═══ Rows

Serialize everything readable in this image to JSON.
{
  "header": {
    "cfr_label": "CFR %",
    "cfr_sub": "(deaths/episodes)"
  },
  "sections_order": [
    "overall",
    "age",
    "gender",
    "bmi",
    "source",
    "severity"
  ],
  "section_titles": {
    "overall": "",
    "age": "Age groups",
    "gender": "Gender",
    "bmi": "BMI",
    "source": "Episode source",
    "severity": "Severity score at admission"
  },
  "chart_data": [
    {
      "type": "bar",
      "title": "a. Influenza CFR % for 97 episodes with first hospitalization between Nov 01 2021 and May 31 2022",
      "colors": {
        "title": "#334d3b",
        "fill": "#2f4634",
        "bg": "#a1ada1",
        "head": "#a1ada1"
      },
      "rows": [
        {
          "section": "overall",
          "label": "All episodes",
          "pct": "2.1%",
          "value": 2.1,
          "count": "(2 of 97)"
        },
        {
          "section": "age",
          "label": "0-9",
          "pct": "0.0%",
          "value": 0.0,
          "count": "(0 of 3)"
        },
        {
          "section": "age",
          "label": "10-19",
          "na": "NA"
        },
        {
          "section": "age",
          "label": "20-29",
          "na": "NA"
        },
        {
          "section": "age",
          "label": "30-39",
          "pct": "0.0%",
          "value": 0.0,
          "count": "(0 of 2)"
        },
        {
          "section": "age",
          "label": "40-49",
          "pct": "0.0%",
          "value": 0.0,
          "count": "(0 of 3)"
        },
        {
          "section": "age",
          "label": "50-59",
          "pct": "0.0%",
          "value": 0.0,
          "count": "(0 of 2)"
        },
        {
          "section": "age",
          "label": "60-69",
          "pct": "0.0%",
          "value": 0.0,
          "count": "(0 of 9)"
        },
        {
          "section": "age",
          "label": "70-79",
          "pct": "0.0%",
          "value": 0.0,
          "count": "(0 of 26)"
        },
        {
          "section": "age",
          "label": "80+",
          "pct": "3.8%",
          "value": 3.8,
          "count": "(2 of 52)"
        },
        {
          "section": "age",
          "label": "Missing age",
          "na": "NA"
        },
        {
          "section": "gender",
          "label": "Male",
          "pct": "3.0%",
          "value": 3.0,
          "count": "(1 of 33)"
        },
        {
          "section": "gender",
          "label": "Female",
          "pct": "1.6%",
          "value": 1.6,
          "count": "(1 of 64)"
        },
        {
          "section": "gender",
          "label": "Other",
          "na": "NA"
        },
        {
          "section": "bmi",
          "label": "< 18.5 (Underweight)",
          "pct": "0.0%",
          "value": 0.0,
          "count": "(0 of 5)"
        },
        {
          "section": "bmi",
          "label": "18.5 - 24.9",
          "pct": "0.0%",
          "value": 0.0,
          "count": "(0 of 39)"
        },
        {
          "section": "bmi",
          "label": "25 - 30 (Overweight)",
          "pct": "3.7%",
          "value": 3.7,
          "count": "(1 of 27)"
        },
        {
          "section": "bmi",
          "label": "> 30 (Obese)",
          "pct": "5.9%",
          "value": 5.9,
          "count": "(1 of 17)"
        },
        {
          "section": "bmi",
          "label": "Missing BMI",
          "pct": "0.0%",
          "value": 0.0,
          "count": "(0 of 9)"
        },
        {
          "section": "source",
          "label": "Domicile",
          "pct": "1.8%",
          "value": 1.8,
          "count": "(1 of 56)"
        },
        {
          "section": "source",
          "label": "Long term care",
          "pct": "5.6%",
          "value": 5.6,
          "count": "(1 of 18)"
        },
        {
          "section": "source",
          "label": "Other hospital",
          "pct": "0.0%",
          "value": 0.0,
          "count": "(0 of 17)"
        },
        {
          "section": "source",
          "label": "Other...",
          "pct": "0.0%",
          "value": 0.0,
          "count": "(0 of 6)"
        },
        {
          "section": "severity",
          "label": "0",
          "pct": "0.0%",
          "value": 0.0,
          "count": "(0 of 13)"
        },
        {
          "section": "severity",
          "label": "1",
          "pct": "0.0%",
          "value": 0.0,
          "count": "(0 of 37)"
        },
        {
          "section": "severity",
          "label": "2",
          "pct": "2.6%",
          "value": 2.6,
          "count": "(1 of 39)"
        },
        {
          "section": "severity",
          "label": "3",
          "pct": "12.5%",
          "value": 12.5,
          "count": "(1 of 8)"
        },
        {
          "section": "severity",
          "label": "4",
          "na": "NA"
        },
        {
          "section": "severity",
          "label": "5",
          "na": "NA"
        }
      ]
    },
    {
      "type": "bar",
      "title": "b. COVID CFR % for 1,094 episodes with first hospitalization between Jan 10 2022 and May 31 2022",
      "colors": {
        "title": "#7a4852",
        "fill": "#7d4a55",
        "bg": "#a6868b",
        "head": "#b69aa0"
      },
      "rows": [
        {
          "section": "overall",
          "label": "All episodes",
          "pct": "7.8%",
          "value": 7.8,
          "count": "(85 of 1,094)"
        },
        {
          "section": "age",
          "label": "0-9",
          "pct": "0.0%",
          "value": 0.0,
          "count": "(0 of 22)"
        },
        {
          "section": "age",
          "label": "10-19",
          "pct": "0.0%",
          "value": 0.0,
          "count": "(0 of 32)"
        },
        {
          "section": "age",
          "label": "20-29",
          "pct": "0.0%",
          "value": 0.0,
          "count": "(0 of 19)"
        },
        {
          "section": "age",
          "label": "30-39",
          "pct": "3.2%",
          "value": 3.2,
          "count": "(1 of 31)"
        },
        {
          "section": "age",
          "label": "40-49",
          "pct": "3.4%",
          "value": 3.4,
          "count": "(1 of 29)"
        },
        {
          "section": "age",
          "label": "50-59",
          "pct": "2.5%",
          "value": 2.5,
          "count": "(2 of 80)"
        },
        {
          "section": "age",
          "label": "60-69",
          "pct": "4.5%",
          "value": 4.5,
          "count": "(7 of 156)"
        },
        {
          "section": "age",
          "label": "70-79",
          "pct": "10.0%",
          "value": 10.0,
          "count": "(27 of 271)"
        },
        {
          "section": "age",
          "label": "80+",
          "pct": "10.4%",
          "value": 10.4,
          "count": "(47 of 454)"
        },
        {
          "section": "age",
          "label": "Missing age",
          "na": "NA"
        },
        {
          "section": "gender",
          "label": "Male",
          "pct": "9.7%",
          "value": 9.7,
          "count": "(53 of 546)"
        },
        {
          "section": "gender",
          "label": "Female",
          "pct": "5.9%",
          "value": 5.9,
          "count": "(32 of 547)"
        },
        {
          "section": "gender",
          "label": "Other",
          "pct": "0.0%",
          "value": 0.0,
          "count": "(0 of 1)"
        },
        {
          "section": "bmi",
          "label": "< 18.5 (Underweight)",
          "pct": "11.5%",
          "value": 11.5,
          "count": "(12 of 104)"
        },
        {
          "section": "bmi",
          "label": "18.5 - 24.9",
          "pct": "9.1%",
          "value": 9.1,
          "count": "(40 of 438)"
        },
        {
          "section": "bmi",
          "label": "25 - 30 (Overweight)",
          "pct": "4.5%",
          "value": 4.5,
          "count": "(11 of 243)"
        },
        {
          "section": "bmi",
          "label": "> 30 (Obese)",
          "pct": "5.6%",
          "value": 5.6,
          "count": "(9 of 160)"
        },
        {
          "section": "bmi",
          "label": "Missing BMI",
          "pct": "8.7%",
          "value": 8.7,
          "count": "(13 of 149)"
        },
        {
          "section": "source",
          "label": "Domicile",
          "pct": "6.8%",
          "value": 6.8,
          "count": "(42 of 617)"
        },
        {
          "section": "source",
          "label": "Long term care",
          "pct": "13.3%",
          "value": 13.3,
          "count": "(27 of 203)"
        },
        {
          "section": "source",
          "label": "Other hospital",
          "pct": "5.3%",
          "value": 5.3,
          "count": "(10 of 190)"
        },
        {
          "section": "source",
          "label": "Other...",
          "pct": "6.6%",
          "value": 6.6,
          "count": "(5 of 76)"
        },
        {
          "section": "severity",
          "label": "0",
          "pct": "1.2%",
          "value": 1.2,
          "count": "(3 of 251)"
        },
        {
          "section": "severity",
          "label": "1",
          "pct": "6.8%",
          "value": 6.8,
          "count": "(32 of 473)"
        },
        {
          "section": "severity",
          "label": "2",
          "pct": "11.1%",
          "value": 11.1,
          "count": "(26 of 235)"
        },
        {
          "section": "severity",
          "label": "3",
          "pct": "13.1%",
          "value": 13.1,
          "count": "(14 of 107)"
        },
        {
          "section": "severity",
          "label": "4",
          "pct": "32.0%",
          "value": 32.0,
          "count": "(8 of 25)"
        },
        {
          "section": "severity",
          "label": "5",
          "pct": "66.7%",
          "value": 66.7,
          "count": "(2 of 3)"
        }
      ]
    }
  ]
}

══════

Written request:
Using the listing above, locate the lines that hold "with" and copy each one.

Written answer:
      "title": "a. Influenza CFR % for 97 episodes with first hospitalization between Nov 01 2021 and May 31 2022",
      "title": "b. COVID CFR % for 1,094 episodes with first hospitalization between Jan 10 2022 and May 31 2022",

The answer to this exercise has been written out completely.